Dataset items —
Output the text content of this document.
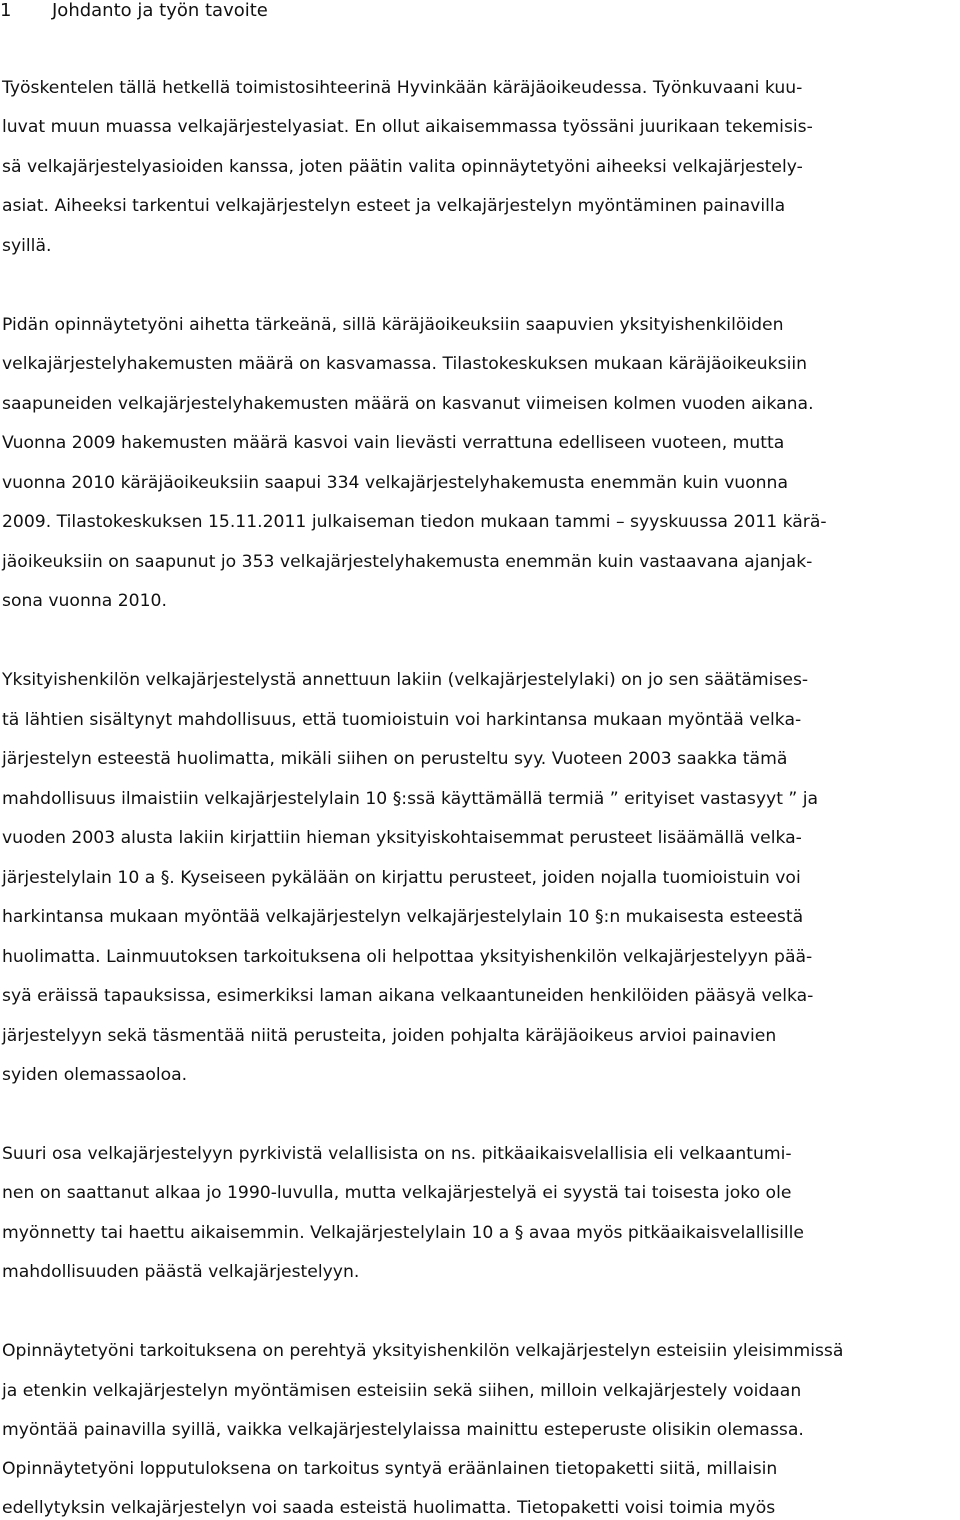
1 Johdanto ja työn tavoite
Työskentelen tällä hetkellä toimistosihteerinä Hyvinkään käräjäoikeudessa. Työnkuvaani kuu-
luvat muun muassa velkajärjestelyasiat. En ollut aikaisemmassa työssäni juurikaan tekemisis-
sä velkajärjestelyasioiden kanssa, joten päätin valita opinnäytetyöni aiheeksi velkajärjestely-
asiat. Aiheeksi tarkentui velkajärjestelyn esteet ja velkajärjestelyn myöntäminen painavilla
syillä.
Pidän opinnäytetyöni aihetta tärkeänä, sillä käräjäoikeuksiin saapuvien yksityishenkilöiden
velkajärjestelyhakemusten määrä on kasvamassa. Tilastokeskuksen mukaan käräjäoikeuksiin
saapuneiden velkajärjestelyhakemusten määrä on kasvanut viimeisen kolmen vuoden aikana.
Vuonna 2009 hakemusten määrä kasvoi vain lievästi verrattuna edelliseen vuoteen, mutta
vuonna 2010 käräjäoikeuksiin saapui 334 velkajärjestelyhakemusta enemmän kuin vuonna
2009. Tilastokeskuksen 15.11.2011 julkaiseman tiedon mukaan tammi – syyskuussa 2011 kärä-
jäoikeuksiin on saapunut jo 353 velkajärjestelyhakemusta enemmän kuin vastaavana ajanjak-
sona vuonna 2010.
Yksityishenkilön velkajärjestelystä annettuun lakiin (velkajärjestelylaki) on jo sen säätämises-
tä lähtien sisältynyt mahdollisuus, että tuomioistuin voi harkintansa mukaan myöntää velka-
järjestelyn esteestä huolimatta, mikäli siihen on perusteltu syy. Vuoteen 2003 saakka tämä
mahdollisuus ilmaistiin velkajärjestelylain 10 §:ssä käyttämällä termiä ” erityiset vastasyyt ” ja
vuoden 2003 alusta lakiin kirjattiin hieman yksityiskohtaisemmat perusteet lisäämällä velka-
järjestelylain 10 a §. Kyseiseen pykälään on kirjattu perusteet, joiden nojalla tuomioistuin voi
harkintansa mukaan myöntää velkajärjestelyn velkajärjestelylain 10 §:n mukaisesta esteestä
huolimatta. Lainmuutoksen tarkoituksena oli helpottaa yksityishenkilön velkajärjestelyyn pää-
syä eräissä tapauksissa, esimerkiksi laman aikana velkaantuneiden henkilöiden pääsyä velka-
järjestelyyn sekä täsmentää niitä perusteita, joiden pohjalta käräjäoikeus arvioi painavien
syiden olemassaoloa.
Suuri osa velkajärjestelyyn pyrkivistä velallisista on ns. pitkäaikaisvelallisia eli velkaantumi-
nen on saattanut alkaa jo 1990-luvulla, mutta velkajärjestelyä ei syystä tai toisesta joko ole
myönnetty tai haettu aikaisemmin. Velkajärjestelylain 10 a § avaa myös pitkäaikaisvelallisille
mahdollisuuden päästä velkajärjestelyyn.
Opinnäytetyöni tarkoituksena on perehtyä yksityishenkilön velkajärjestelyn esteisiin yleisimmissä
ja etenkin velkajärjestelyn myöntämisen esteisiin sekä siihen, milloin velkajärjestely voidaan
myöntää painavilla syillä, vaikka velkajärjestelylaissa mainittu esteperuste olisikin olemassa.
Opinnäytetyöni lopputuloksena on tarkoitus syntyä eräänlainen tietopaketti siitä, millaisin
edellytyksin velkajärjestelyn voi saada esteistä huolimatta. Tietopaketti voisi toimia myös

--

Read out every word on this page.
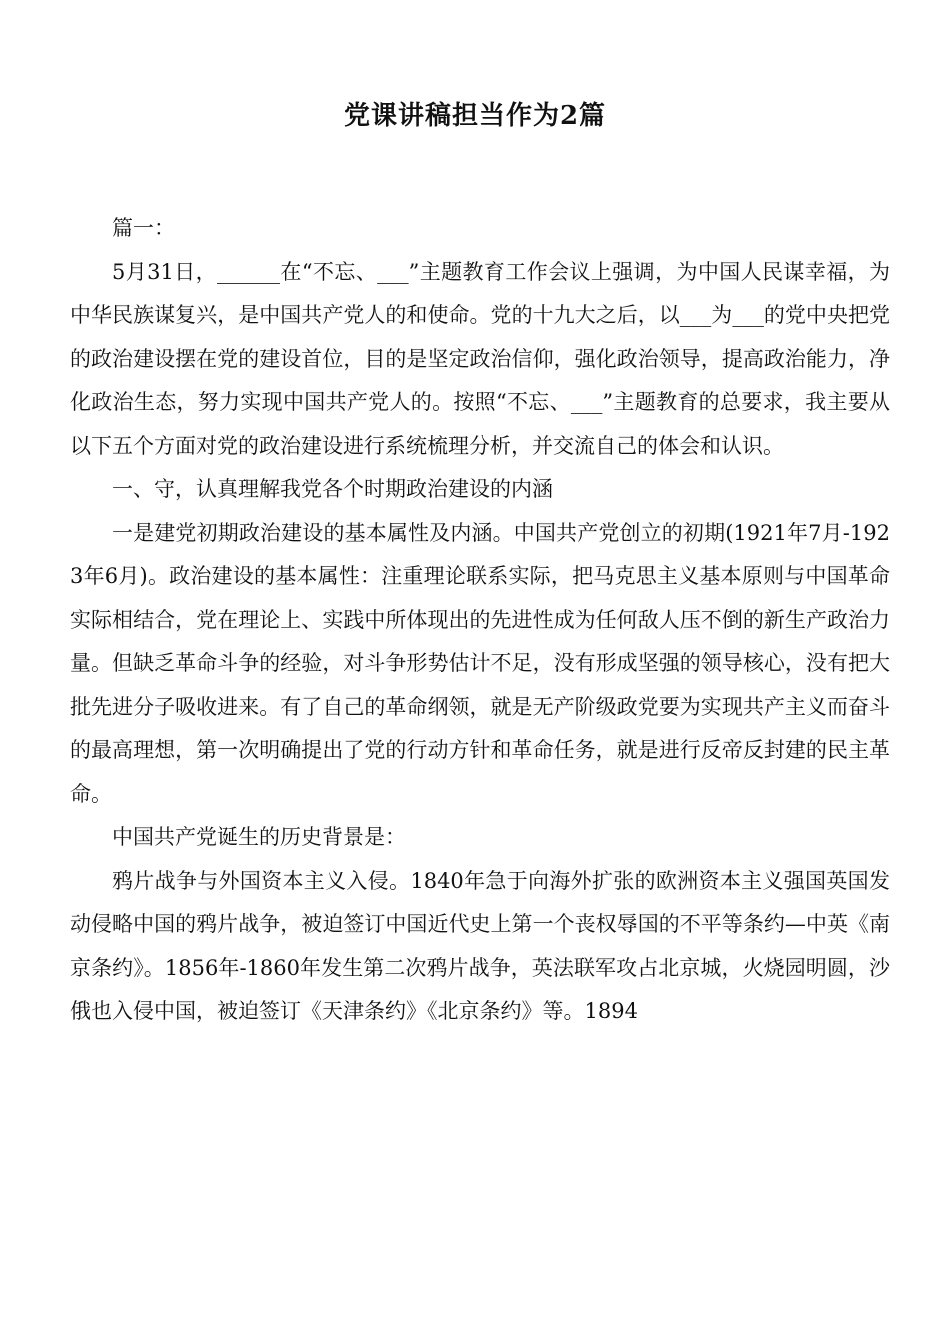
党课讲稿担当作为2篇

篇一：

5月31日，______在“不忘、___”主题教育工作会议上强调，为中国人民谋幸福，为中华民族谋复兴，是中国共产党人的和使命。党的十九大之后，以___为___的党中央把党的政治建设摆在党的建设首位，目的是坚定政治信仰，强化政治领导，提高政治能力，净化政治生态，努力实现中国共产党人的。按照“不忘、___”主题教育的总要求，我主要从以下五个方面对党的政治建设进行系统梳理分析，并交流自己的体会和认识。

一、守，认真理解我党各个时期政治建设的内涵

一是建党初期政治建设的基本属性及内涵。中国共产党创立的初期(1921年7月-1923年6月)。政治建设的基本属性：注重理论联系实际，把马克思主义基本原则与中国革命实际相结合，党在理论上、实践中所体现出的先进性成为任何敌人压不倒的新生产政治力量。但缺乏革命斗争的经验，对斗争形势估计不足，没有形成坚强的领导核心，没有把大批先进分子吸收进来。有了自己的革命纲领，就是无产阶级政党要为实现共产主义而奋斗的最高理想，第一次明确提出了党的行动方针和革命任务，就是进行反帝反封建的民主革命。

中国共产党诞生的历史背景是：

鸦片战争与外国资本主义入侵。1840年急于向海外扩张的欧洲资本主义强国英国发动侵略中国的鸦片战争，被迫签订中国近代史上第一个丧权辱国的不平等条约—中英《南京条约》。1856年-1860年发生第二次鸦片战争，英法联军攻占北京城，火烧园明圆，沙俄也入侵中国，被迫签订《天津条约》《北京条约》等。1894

WHAT THE TASK ASKS — From the listing above, copy every line that includes the word "harkintansa".

ANSWER TO THE TASK —
tä lähtien sisältynyt mahdollisuus, että tuomioistuin voi harkintansa mukaan myöntää velka-
harkintansa mukaan myöntää velkajärjestelyn velkajärjestelylain 10 §:n mukaisesta esteestä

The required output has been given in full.